WORK REQUIRED —
Tally the lines that include "First". Output the number only.

ITEMS —
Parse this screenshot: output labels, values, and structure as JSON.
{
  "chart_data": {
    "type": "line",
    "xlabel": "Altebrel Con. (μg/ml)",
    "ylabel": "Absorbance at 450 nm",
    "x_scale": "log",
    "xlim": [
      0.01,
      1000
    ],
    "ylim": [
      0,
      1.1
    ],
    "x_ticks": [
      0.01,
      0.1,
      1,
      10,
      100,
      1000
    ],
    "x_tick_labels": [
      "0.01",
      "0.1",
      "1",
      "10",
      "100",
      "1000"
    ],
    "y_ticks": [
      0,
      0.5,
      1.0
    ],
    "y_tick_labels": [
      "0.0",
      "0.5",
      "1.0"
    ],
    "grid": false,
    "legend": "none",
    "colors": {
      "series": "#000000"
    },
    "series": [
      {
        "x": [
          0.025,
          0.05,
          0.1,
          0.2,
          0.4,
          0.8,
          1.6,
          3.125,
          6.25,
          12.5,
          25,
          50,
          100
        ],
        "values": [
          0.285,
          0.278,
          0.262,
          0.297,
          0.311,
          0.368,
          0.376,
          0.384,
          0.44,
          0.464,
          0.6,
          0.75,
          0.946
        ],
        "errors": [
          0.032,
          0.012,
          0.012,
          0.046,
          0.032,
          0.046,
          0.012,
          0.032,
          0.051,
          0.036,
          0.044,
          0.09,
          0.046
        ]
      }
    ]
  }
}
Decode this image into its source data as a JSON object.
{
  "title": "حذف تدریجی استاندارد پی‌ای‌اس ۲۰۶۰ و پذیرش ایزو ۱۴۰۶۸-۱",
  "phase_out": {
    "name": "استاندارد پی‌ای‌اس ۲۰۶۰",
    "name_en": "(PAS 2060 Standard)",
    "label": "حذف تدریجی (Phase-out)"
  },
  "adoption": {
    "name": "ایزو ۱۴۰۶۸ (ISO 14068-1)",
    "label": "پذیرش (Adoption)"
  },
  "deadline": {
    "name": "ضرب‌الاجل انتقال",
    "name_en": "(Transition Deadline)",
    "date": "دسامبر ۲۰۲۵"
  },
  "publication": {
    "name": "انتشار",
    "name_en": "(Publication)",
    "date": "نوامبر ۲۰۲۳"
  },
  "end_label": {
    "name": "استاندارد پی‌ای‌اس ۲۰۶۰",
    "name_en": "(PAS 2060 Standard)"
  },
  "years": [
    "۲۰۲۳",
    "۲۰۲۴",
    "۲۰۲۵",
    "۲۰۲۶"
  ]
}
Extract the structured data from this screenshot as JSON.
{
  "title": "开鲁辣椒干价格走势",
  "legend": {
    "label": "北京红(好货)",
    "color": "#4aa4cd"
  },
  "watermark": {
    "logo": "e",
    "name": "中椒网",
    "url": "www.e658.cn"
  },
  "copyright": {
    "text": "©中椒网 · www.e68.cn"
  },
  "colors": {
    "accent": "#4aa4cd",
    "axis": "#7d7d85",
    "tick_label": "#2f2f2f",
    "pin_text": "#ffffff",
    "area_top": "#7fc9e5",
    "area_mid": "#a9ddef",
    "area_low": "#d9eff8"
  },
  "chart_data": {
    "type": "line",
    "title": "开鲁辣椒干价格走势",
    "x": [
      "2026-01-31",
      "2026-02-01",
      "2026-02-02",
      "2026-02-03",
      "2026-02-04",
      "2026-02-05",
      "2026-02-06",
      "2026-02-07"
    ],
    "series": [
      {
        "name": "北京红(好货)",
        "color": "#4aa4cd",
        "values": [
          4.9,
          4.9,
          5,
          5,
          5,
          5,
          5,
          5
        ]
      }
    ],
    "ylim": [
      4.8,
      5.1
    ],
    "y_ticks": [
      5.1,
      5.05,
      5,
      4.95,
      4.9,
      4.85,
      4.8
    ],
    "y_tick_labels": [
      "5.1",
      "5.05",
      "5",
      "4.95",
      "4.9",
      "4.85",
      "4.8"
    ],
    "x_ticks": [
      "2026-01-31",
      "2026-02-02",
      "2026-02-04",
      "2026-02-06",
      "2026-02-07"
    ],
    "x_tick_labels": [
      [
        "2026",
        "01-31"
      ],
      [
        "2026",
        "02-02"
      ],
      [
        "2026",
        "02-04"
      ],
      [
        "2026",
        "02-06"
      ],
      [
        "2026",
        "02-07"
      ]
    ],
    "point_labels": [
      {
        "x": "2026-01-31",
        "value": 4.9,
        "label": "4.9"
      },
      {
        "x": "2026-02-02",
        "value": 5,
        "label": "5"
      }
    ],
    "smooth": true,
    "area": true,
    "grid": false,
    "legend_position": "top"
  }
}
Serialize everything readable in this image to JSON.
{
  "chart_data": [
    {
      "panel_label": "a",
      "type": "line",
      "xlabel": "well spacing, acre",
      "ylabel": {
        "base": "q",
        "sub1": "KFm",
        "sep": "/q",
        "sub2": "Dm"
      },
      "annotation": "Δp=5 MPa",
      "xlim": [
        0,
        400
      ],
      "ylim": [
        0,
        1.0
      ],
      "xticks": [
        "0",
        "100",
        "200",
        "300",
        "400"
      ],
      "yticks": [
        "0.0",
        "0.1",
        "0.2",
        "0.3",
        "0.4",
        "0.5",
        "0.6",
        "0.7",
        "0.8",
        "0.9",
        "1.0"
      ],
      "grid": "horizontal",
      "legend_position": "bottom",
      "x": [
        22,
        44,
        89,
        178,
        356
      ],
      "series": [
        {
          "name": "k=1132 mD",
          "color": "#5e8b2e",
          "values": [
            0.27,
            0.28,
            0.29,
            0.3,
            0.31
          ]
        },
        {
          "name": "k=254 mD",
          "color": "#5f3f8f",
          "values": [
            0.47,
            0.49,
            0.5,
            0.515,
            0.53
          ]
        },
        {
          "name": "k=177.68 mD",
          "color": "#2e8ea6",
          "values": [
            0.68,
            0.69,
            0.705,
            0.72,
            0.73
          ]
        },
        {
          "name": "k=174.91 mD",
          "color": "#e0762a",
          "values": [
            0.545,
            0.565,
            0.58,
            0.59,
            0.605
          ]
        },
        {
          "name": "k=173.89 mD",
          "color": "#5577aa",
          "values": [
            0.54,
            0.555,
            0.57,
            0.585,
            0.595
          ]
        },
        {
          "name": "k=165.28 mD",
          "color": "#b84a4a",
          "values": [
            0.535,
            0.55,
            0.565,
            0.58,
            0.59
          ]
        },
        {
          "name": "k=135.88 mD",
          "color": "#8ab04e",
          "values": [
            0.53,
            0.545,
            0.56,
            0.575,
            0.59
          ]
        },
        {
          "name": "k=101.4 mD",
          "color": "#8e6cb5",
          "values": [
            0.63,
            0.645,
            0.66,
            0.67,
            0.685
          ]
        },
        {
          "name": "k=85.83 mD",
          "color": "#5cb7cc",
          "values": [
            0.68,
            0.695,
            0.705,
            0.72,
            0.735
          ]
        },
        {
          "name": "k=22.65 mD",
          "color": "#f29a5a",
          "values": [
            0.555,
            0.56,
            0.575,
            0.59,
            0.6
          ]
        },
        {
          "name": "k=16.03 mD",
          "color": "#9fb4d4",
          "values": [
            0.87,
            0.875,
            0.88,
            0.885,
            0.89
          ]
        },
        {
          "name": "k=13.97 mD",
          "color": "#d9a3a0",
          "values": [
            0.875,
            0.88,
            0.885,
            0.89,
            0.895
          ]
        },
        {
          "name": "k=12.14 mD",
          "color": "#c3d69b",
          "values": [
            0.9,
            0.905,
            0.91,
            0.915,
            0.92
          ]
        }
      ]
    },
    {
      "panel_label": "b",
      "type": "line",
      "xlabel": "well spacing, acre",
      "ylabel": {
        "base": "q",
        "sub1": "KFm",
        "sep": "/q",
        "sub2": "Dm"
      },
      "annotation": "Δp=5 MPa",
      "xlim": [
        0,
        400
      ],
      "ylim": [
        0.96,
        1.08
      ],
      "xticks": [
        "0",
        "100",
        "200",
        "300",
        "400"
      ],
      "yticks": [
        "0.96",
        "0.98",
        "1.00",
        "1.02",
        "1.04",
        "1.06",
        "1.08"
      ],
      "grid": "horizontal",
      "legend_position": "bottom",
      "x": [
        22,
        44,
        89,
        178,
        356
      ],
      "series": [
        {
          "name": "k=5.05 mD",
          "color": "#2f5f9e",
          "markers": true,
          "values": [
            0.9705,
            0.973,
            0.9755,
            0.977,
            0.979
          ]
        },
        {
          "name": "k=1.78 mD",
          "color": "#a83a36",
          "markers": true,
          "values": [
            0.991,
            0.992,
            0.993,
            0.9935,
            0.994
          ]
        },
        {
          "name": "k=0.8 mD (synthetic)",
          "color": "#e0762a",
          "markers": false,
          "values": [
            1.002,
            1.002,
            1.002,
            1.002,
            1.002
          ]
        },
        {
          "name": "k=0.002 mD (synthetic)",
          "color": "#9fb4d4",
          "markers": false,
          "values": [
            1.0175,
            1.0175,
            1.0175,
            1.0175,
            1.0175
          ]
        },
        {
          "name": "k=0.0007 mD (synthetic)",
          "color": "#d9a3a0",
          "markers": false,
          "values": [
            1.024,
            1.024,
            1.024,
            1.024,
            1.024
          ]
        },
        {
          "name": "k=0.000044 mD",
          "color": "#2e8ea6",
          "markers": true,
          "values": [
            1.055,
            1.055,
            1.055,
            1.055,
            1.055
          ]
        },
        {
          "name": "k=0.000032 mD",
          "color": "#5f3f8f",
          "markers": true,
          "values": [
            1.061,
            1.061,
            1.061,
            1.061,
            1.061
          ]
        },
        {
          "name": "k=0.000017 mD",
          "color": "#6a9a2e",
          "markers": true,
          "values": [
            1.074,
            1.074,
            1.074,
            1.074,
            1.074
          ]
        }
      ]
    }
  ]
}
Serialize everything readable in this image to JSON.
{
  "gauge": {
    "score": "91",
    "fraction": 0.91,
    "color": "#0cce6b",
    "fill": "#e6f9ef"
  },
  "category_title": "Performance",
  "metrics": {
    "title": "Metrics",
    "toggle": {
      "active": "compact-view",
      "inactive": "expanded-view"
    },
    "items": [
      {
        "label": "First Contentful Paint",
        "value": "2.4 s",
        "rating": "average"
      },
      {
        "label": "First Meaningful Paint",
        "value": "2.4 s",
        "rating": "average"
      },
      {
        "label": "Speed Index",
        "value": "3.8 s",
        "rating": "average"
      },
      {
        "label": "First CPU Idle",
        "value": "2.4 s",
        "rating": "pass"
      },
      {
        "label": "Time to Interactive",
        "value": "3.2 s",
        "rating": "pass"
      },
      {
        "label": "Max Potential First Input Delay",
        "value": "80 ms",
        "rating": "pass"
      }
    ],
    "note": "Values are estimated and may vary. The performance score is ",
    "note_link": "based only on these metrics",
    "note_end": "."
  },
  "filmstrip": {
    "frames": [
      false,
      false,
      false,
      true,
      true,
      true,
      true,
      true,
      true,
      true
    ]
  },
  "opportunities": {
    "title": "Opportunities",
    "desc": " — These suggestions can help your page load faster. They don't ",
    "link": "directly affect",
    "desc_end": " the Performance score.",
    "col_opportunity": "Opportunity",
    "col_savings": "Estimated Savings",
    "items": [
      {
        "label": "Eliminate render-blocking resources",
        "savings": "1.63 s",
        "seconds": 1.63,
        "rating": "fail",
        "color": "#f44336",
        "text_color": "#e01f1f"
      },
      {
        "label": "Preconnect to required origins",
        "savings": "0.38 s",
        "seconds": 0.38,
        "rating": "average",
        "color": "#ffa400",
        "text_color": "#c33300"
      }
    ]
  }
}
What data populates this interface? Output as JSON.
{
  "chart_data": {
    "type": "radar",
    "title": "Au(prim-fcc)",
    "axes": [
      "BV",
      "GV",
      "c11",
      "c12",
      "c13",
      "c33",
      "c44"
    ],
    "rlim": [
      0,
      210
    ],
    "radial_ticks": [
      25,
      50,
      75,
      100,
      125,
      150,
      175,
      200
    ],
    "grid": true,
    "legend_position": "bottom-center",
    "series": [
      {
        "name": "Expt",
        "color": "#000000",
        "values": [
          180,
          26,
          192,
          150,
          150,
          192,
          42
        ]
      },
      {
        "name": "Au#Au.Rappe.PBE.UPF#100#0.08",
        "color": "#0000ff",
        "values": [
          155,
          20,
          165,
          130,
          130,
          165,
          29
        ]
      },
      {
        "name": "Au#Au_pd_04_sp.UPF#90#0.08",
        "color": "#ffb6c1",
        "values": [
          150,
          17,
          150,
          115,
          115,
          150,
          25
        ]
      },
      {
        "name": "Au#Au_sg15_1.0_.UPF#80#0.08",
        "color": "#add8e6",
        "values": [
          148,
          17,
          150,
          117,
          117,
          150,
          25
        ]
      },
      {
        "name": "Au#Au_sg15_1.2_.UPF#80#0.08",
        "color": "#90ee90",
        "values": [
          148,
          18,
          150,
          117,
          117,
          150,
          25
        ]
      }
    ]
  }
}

COMPLETE ANSWER —
4